> **DIRECTIONS FOR THIS TASK**: Look through the data below and count each line where the word "screenshot" appears. Reply with the count alone.

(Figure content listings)
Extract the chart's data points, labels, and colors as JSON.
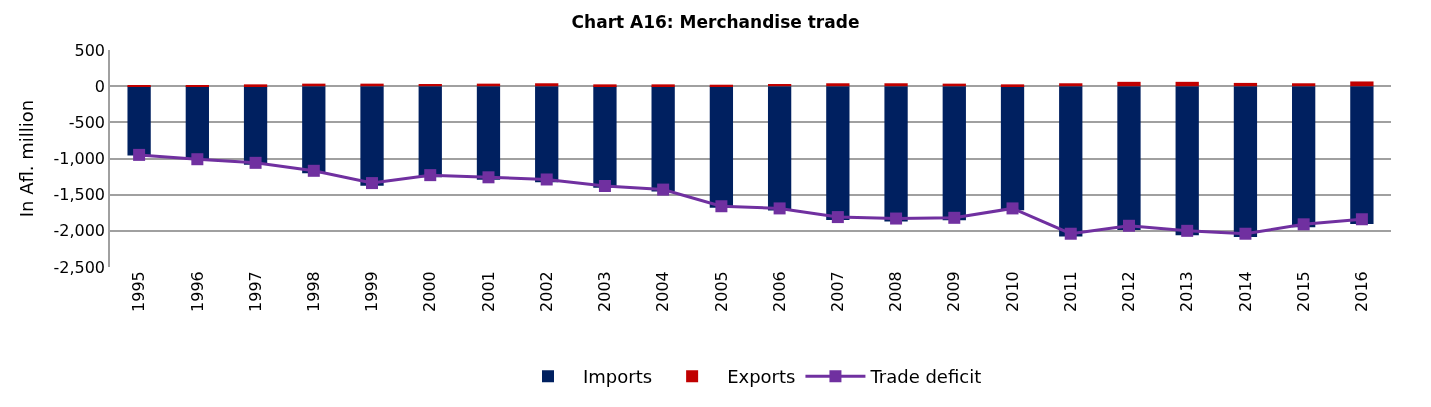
{
  "chart_data": {
    "type": "bar",
    "title": "Chart A16: Merchandise trade",
    "ylabel": "In Afl. million",
    "categories": [
      "1995",
      "1996",
      "1997",
      "1998",
      "1999",
      "2000",
      "2001",
      "2002",
      "2003",
      "2004",
      "2005",
      "2006",
      "2007",
      "2008",
      "2009",
      "2010",
      "2011",
      "2012",
      "2013",
      "2014",
      "2015",
      "2016"
    ],
    "stacked": true,
    "series": [
      {
        "name": "Imports",
        "color": "#002060",
        "values": [
          -960,
          -1020,
          -1085,
          -1205,
          -1375,
          -1260,
          -1295,
          -1330,
          -1405,
          -1455,
          -1680,
          -1720,
          -1850,
          -1870,
          -1855,
          -1715,
          -2080,
          -1990,
          -2060,
          -2085,
          -1950,
          -1905
        ]
      },
      {
        "name": "Exports",
        "color": "#c00000",
        "values": [
          10,
          10,
          25,
          35,
          35,
          30,
          35,
          40,
          25,
          25,
          20,
          30,
          40,
          40,
          35,
          25,
          40,
          60,
          60,
          45,
          40,
          65
        ]
      },
      {
        "name": "Trade deficit",
        "type": "line",
        "color": "#7030a0",
        "marker": "square",
        "line_style": "solid",
        "values": [
          -950,
          -1010,
          -1060,
          -1170,
          -1340,
          -1230,
          -1260,
          -1290,
          -1380,
          -1430,
          -1660,
          -1690,
          -1810,
          -1830,
          -1820,
          -1690,
          -2040,
          -1930,
          -2000,
          -2040,
          -1910,
          -1840
        ]
      }
    ],
    "ylim": [
      -2500,
      500
    ],
    "yticks": [
      {
        "value": 500,
        "label": "500"
      },
      {
        "value": 0,
        "label": "0"
      },
      {
        "value": -500,
        "label": "-500"
      },
      {
        "value": -1000,
        "label": "-1,000"
      },
      {
        "value": -1500,
        "label": "-1,500"
      },
      {
        "value": -2000,
        "label": "-2,000"
      },
      {
        "value": -2500,
        "label": "-2,500"
      }
    ],
    "grid": "y",
    "legend": "bottom"
  }
}
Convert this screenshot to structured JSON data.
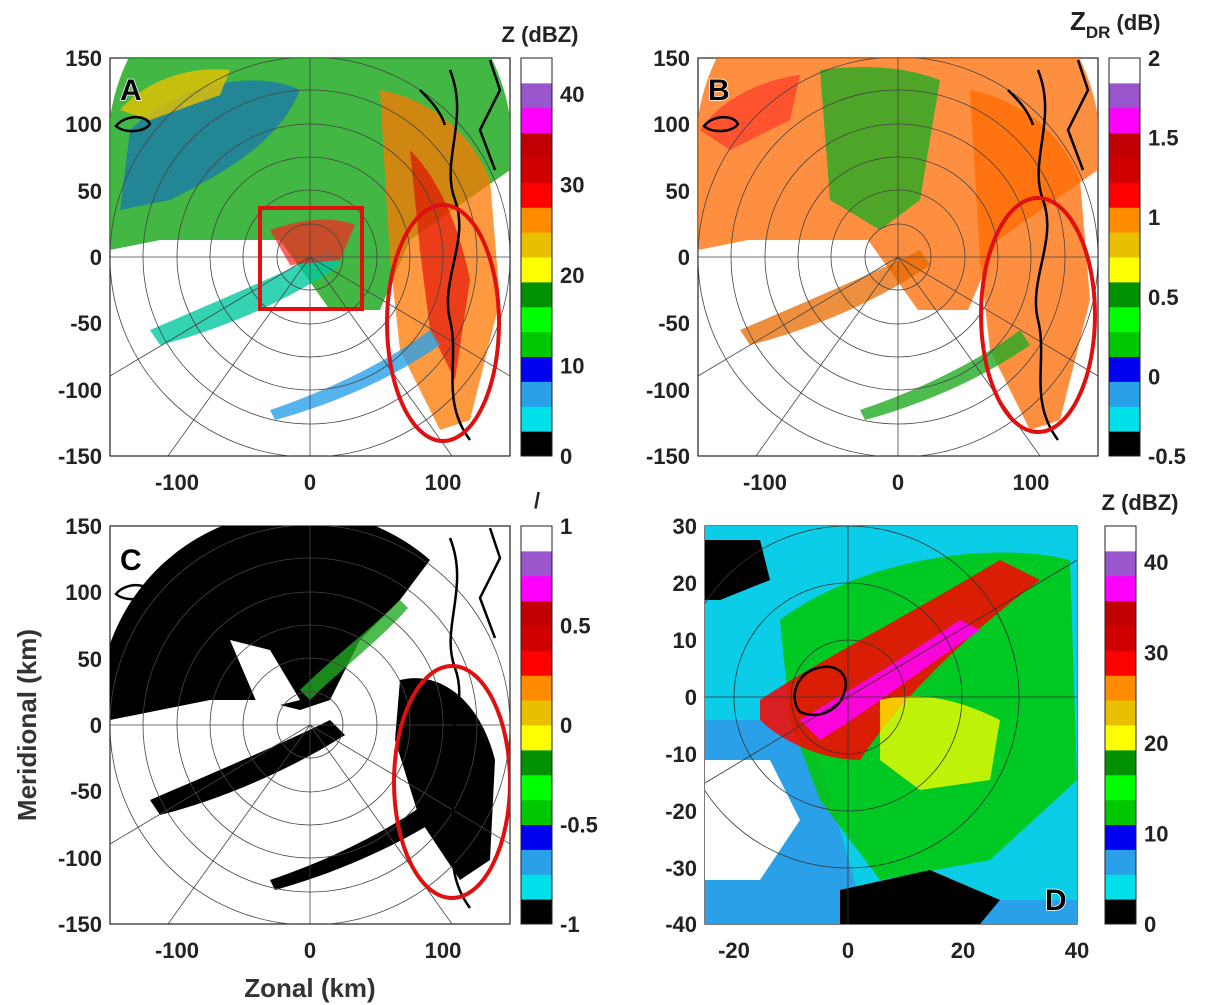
{
  "figure": {
    "xlabel": "Zonal (km)",
    "ylabel": "Meridional (km)"
  },
  "chart_data": [
    {
      "panel": "A",
      "type": "heatmap",
      "variable": "Z",
      "colorbar_title": "Z (dBZ)",
      "colorbar_ticks": [
        "0",
        "10",
        "20",
        "30",
        "40"
      ],
      "colorbar_range": [
        0,
        44
      ],
      "xlim": [
        -150,
        150
      ],
      "ylim": [
        -150,
        150
      ],
      "xticks": [
        "-100",
        "0",
        "100"
      ],
      "yticks": [
        "150",
        "100",
        "50",
        "0",
        "-50",
        "-100",
        "-150"
      ],
      "annotations": [
        {
          "shape": "rectangle",
          "color": "#e01010",
          "x_range": [
            -40,
            40
          ],
          "y_range": [
            -40,
            40
          ]
        },
        {
          "shape": "ellipse",
          "color": "#e01010",
          "center": [
            103,
            -50
          ],
          "radii": [
            42,
            95
          ]
        }
      ]
    },
    {
      "panel": "B",
      "type": "heatmap",
      "variable": "ZDR",
      "colorbar_title_main": "Z",
      "colorbar_title_sub": "DR",
      "colorbar_title_unit": "(dB)",
      "colorbar_ticks": [
        "-0.5",
        "0",
        "0.5",
        "1",
        "1.5",
        "2"
      ],
      "colorbar_range": [
        -0.5,
        2
      ],
      "xlim": [
        -150,
        150
      ],
      "ylim": [
        -150,
        150
      ],
      "xticks": [
        "-100",
        "0",
        "100"
      ],
      "yticks": [
        "150",
        "100",
        "50",
        "0",
        "-50",
        "-100",
        "-150"
      ],
      "annotations": [
        {
          "shape": "ellipse",
          "color": "#e01010",
          "center": [
            105,
            -55
          ],
          "radii": [
            43,
            95
          ]
        }
      ]
    },
    {
      "panel": "C",
      "type": "heatmap",
      "variable": "unlabeled",
      "colorbar_title": "/",
      "colorbar_ticks": [
        "-1",
        "-0.5",
        "0",
        "0.5",
        "1"
      ],
      "colorbar_range": [
        -1,
        1
      ],
      "xlim": [
        -150,
        150
      ],
      "ylim": [
        -150,
        150
      ],
      "xticks": [
        "-100",
        "0",
        "100"
      ],
      "yticks": [
        "150",
        "100",
        "50",
        "0",
        "-50",
        "-100",
        "-150"
      ],
      "annotations": [
        {
          "shape": "ellipse",
          "color": "#e01010",
          "center": [
            106,
            -55
          ],
          "radii": [
            44,
            108
          ]
        }
      ]
    },
    {
      "panel": "D",
      "type": "heatmap",
      "variable": "Z",
      "colorbar_title": "Z (dBZ)",
      "colorbar_ticks": [
        "0",
        "10",
        "20",
        "30",
        "40"
      ],
      "colorbar_range": [
        0,
        44
      ],
      "xlim": [
        -25,
        40
      ],
      "ylim": [
        -40,
        30
      ],
      "xticks": [
        "-20",
        "0",
        "20",
        "40"
      ],
      "yticks": [
        "30",
        "20",
        "10",
        "0",
        "-10",
        "-20",
        "-30",
        "-40"
      ]
    }
  ],
  "colormap": [
    "#000000",
    "#00e0e8",
    "#2aa0e8",
    "#0000f0",
    "#00c800",
    "#00ff00",
    "#009000",
    "#ffff00",
    "#e8c000",
    "#ff8c00",
    "#ff0000",
    "#d00000",
    "#c00000",
    "#ff00ff",
    "#9955cc",
    "#ffffff"
  ],
  "colors": {
    "annotation": "#e01010",
    "coastline": "#000000",
    "range_rings": "#444444"
  }
}
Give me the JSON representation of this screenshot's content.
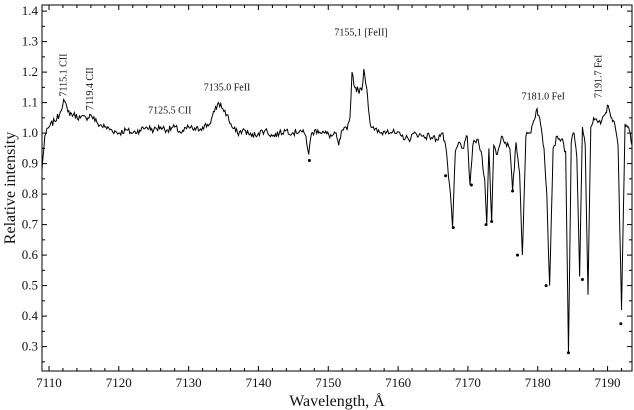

> **TASK OUTPUT**: 2